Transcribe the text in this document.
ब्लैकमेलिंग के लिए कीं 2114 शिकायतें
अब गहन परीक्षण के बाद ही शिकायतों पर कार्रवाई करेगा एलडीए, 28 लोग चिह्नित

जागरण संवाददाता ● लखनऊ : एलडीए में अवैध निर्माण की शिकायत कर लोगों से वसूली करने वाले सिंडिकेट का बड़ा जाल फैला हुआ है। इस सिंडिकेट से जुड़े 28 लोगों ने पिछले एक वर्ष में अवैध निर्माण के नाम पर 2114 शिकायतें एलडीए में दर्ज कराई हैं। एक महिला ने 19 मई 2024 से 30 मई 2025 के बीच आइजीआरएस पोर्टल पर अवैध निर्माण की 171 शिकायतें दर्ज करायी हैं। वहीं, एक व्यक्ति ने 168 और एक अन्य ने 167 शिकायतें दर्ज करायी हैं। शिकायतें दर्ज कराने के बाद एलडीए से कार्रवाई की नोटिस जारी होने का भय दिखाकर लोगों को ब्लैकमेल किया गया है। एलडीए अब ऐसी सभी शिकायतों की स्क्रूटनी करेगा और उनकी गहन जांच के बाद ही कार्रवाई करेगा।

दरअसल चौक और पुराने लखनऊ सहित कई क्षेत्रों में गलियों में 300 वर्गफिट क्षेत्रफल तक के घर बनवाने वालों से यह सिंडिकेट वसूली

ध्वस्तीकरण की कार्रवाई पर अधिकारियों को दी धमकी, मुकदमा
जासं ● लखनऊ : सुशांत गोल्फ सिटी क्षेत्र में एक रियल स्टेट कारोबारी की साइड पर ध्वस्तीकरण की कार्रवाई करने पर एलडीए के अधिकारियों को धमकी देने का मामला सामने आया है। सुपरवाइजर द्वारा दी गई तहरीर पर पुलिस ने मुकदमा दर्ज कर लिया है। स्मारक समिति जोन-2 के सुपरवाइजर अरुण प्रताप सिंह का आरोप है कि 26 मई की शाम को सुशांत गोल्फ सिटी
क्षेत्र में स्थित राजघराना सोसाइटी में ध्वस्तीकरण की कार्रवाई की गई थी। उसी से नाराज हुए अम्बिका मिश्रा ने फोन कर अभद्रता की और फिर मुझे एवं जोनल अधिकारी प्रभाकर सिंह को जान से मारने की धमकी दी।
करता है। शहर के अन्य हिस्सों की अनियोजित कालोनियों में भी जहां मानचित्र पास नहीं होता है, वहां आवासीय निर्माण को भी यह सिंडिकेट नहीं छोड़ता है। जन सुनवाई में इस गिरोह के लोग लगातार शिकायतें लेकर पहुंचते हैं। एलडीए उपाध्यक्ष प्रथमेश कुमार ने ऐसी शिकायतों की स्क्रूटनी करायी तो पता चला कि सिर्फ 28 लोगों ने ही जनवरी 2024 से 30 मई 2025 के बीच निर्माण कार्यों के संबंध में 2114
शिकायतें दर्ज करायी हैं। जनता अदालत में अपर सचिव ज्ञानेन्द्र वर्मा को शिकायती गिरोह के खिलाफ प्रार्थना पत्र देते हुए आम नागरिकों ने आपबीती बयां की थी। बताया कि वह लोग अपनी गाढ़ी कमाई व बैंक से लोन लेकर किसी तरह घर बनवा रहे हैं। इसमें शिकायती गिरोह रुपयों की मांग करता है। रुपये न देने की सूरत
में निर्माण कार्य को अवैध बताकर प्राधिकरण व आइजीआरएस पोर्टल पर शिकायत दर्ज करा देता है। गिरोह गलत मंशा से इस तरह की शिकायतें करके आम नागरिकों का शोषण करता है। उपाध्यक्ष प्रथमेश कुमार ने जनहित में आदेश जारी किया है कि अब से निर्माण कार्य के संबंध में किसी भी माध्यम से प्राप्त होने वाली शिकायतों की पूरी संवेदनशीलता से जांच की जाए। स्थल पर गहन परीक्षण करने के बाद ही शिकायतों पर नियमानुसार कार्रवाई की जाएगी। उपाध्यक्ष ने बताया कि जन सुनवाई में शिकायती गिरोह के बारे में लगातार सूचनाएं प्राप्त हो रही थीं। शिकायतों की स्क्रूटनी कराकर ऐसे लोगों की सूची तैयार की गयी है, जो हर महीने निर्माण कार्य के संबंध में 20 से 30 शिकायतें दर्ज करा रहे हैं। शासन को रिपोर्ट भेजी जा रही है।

» **DO THIS**:
Output each record exactly, leaving nothing out.

» **OUTPUT OF THE TASK**:
Transcribe the text in this document.
ब्लैकमेलिंग के लिए कीं 2114 शिकायतें
अब गहन परीक्षण के बाद ही शिकायतों पर कार्रवाई करेगा एलडीए, 28 लोग चिह्नित

जागरण संवाददाता ● लखनऊ : एलडीए में अवैध निर्माण की शिकायत कर लोगों से वसूली करने वाले सिंडिकेट का बड़ा जाल फैला हुआ है। इस सिंडिकेट से जुड़े 28 लोगों ने पिछले एक वर्ष में अवैध निर्माण के नाम पर 2114 शिकायतें एलडीए में दर्ज कराई हैं। एक महिला ने 19 मई 2024 से 30 मई 2025 के बीच आइजीआरएस पोर्टल पर अवैध निर्माण की 171 शिकायतें दर्ज करायी हैं। वहीं, एक व्यक्ति ने 168 और एक अन्य ने 167 शिकायतें दर्ज करायी हैं। शिकायतें दर्ज कराने के बाद एलडीए से कार्रवाई की नोटिस जारी होने का भय दिखाकर लोगों को ब्लैकमेल किया गया है। एलडीए अब ऐसी सभी शिकायतों की स्क्रूटनी करेगा और उनकी गहन जांच के बाद ही कार्रवाई करेगा।

दरअसल चौक और पुराने लखनऊ सहित कई क्षेत्रों में गलियों में 300 वर्गफिट क्षेत्रफल तक के घर बनवाने वालों से यह सिंडिकेट वसूली

ध्वस्तीकरण की कार्रवाई पर अधिकारियों को दी धमकी, मुकदमा
जासं ● लखनऊ : सुशांत गोल्फ सिटी क्षेत्र में एक रियल स्टेट कारोबारी की साइड पर ध्वस्तीकरण की कार्रवाई करने पर एलडीए के अधिकारियों को धमकी देने का मामला सामने आया है। सुपरवाइजर द्वारा दी गई तहरीर पर पुलिस ने मुकदमा दर्ज कर लिया है। स्मारक समिति जोन-2 के सुपरवाइजर अरुण प्रताप सिंह का आरोप है कि 26 मई की शाम को सुशांत गोल्फ सिटी
क्षेत्र में स्थित राजघराना सोसाइटी में ध्वस्तीकरण की कार्रवाई की गई थी। उसी से नाराज हुए अम्बिका मिश्रा ने फोन कर अभद्रता की और फिर मुझे एवं जोनल अधिकारी प्रभाकर सिंह को जान से मारने की धमकी दी।
करता है। शहर के अन्य हिस्सों की अनियोजित कालोनियों में भी जहां मानचित्र पास नहीं होता है, वहां आवासीय निर्माण को भी यह सिंडिकेट नहीं छोड़ता है। जन सुनवाई में इस गिरोह के लोग लगातार शिकायतें लेकर पहुंचते हैं। एलडीए उपाध्यक्ष प्रथमेश कुमार ने ऐसी शिकायतों की स्क्रूटनी करायी तो पता चला कि सिर्फ 28 लोगों ने ही जनवरी 2024 से 30 मई 2025 के बीच निर्माण कार्यों के संबंध में 2114
शिकायतें दर्ज करायी हैं। जनता अदालत में अपर सचिव ज्ञानेन्द्र वर्मा को शिकायती गिरोह के खिलाफ प्रार्थना पत्र देते हुए आम नागरिकों ने आपबीती बयां की थी। बताया कि वह लोग अपनी गाढ़ी कमाई व बैंक से लोन लेकर किसी तरह घर बनवा रहे हैं। इसमें शिकायती गिरोह रुपयों की मांग करता है। रुपये न देने की सूरत
में निर्माण कार्य को अवैध बताकर प्राधिकरण व आइजीआरएस पोर्टल पर शिकायत दर्ज करा देता है। गिरोह गलत मंशा से इस तरह की शिकायतें करके आम नागरिकों का शोषण करता है। उपाध्यक्ष प्रथमेश कुमार ने जनहित में आदेश जारी किया है कि अब से निर्माण कार्य के संबंध में किसी भी माध्यम से प्राप्त होने वाली शिकायतों की पूरी संवेदनशीलता से जांच की जाए। स्थल पर गहन परीक्षण करने के बाद ही शिकायतों पर नियमानुसार कार्रवाई की जाएगी। उपाध्यक्ष ने बताया कि जन सुनवाई में शिकायती गिरोह के बारे में लगातार सूचनाएं प्राप्त हो रही थीं। शिकायतों की स्क्रूटनी कराकर ऐसे लोगों की सूची तैयार की गयी है, जो हर महीने निर्माण कार्य के संबंध में 20 से 30 शिकायतें दर्ज करा रहे हैं। शासन को रिपोर्ट भेजी जा रही है।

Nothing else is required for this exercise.